### YOUR TASK
State the number of lines below in which the word "linewidth" appears. Nothing else belongs in the answer.

### DATA SHOWN
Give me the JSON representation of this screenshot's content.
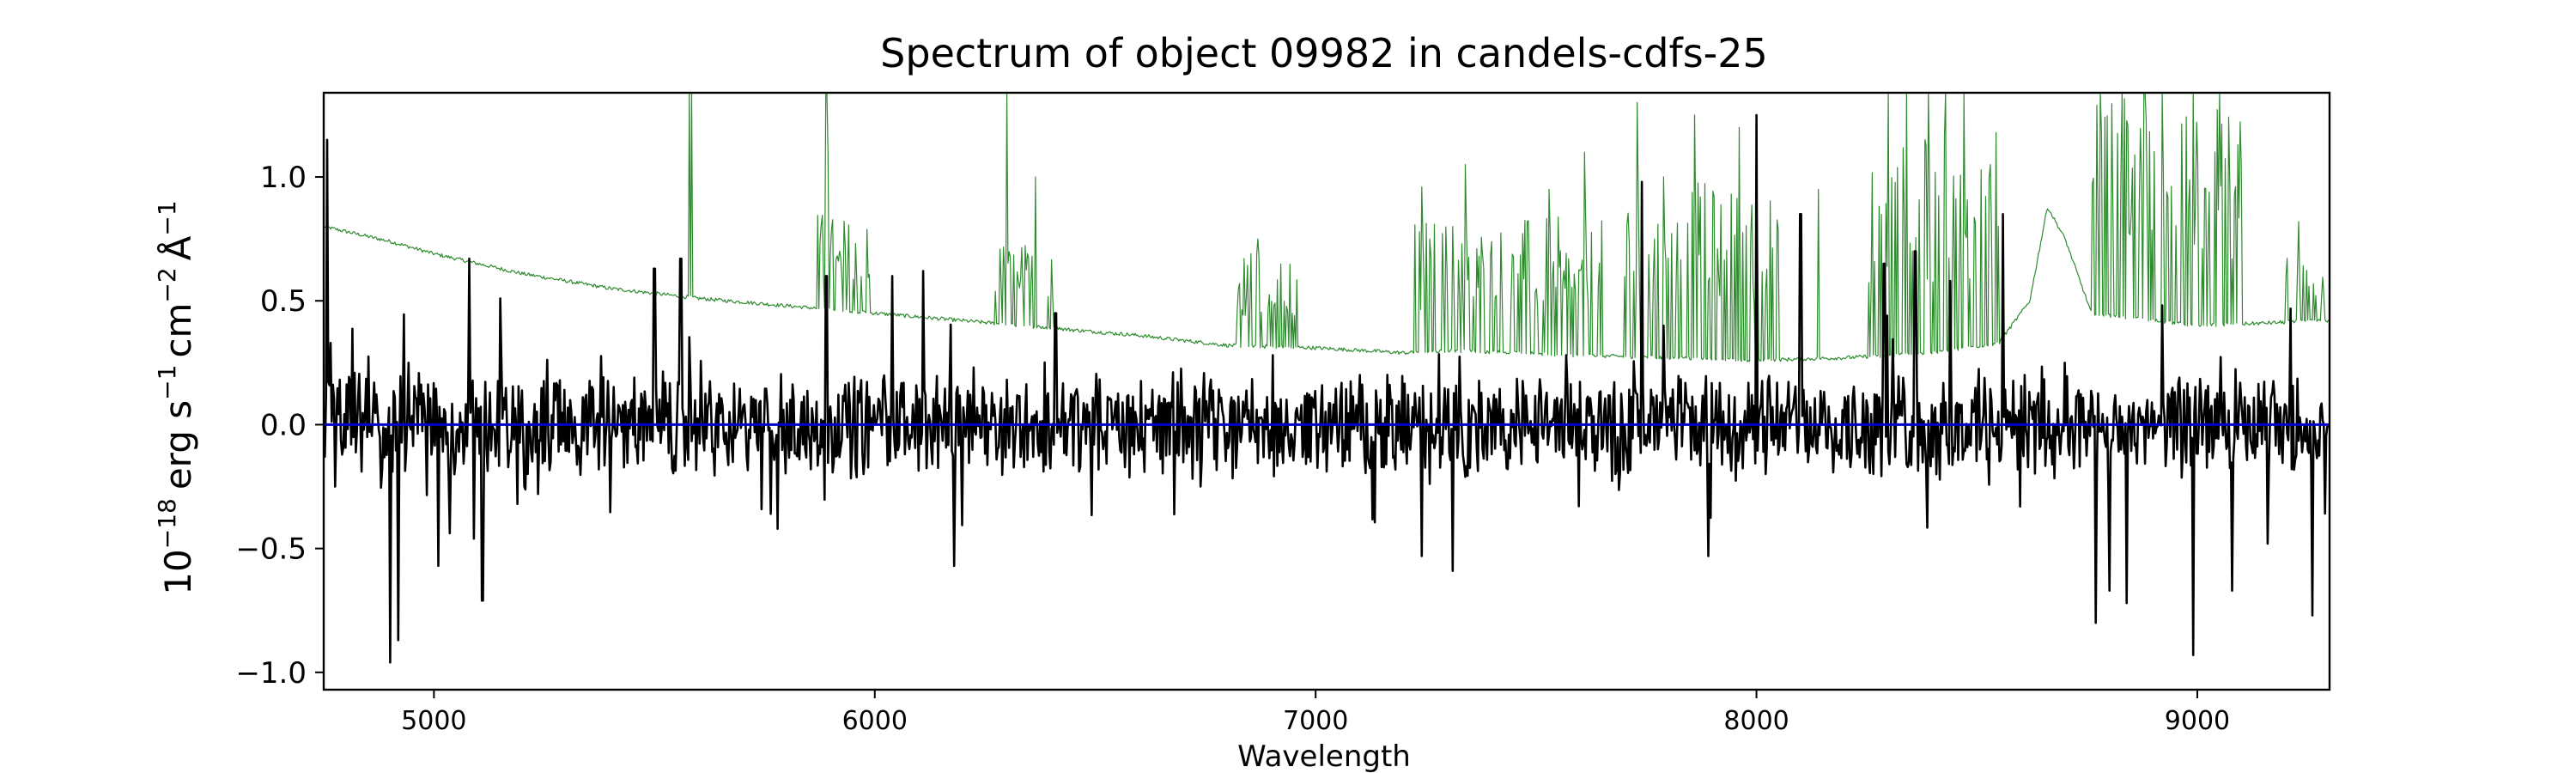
{
  "chart_data": {
    "type": "line",
    "title": "Spectrum of object 09982 in candels-cdfs-25",
    "xlabel": "Wavelength",
    "ylabel": {
      "base": "10",
      "base_exp": "−18",
      "unit_erg": "erg s",
      "s_exp": "−1",
      "unit_cm": "cm",
      "cm_exp": "−2",
      "unit_ang": "Å",
      "ang_exp": "−1"
    },
    "xlim": [
      4750,
      9300
    ],
    "ylim": [
      -1.07,
      1.34
    ],
    "x_ticks": [
      {
        "value": 5000,
        "label": "5000"
      },
      {
        "value": 6000,
        "label": "6000"
      },
      {
        "value": 7000,
        "label": "7000"
      },
      {
        "value": 8000,
        "label": "8000"
      },
      {
        "value": 9000,
        "label": "9000"
      }
    ],
    "y_ticks": [
      {
        "value": 1.0,
        "label": "1.0"
      },
      {
        "value": 0.5,
        "label": "0.5"
      },
      {
        "value": 0.0,
        "label": "0.0"
      },
      {
        "value": -0.5,
        "label": "−0.5"
      },
      {
        "value": -1.0,
        "label": "−1.0"
      }
    ],
    "grid": false,
    "legend": "none",
    "series": [
      {
        "id": "error",
        "color": "#2e8b2e",
        "linewidth": 1.2,
        "anchors": [
          [
            4750,
            0.8
          ],
          [
            4800,
            0.78
          ],
          [
            4900,
            0.74
          ],
          [
            5000,
            0.69
          ],
          [
            5100,
            0.65
          ],
          [
            5200,
            0.61
          ],
          [
            5400,
            0.55
          ],
          [
            5600,
            0.51
          ],
          [
            5800,
            0.48
          ],
          [
            6000,
            0.45
          ],
          [
            6200,
            0.42
          ],
          [
            6400,
            0.39
          ],
          [
            6600,
            0.36
          ],
          [
            6800,
            0.32
          ],
          [
            7000,
            0.31
          ],
          [
            7200,
            0.29
          ],
          [
            7300,
            0.3
          ],
          [
            7600,
            0.28
          ],
          [
            7800,
            0.27
          ],
          [
            8000,
            0.26
          ],
          [
            8200,
            0.27
          ],
          [
            8400,
            0.29
          ],
          [
            8550,
            0.33
          ],
          [
            8620,
            0.5
          ],
          [
            8660,
            0.88
          ],
          [
            8700,
            0.75
          ],
          [
            8760,
            0.45
          ],
          [
            9000,
            0.4
          ],
          [
            9300,
            0.42
          ]
        ],
        "spikes": [
          [
            5580,
            1.34
          ],
          [
            5585,
            1.34
          ],
          [
            5890,
            1.34
          ],
          [
            5895,
            1.1
          ],
          [
            6300,
            1.34
          ],
          [
            6365,
            1.0
          ],
          [
            6870,
            0.75
          ],
          [
            7240,
            0.96
          ],
          [
            7310,
            0.8
          ],
          [
            7340,
            1.05
          ],
          [
            7530,
            0.95
          ],
          [
            7610,
            1.1
          ],
          [
            7730,
            1.3
          ],
          [
            7790,
            1.0
          ],
          [
            7860,
            1.25
          ],
          [
            7960,
            1.2
          ],
          [
            8000,
            1.1
          ],
          [
            8140,
            0.95
          ],
          [
            8300,
            1.34
          ],
          [
            8340,
            1.34
          ],
          [
            8390,
            1.34
          ],
          [
            8430,
            1.34
          ],
          [
            8470,
            1.34
          ],
          [
            8530,
            1.05
          ],
          [
            8780,
            1.34
          ],
          [
            8830,
            1.34
          ],
          [
            8880,
            1.34
          ],
          [
            8920,
            1.34
          ],
          [
            8990,
            1.34
          ],
          [
            9050,
            1.34
          ],
          [
            9230,
            0.82
          ]
        ],
        "noisy_ranges": [
          [
            5870,
            5990,
            0.25
          ],
          [
            6270,
            6420,
            0.22
          ],
          [
            6820,
            6960,
            0.25
          ],
          [
            7220,
            7650,
            0.35
          ],
          [
            7700,
            8050,
            0.45
          ],
          [
            8250,
            8560,
            0.55
          ],
          [
            8760,
            9100,
            0.55
          ],
          [
            9200,
            9300,
            0.18
          ]
        ]
      },
      {
        "id": "flux",
        "color": "#000000",
        "linewidth": 2.6,
        "noise_amplitude": 0.17,
        "features": [
          [
            4758,
            1.15
          ],
          [
            4765,
            0.33
          ],
          [
            4775,
            -0.25
          ],
          [
            4900,
            -0.96
          ],
          [
            4920,
            -0.87
          ],
          [
            5010,
            -0.57
          ],
          [
            5080,
            0.67
          ],
          [
            5090,
            -0.46
          ],
          [
            5110,
            -0.71
          ],
          [
            5150,
            0.51
          ],
          [
            5190,
            -0.32
          ],
          [
            5500,
            0.63
          ],
          [
            5560,
            0.67
          ],
          [
            5780,
            -0.42
          ],
          [
            5890,
            0.6
          ],
          [
            6040,
            0.6
          ],
          [
            6110,
            0.62
          ],
          [
            6180,
            -0.57
          ],
          [
            6410,
            0.45
          ],
          [
            6740,
            -0.25
          ],
          [
            7240,
            -0.53
          ],
          [
            7310,
            -0.59
          ],
          [
            7740,
            0.98
          ],
          [
            7790,
            0.4
          ],
          [
            7890,
            -0.53
          ],
          [
            8000,
            1.25
          ],
          [
            8100,
            0.85
          ],
          [
            8290,
            0.65
          ],
          [
            8360,
            0.7
          ],
          [
            8440,
            0.58
          ],
          [
            8560,
            0.85
          ],
          [
            8700,
            0.25
          ],
          [
            8770,
            -0.8
          ],
          [
            8800,
            -0.67
          ],
          [
            8840,
            -0.72
          ],
          [
            8990,
            -0.93
          ],
          [
            9080,
            -0.67
          ],
          [
            9160,
            -0.48
          ],
          [
            9260,
            -0.77
          ],
          [
            9300,
            0.15
          ]
        ]
      },
      {
        "id": "zero",
        "color": "#0000cc",
        "linewidth": 3,
        "constant": 0.0
      }
    ]
  }
}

### PROBLEM SOLUTION
3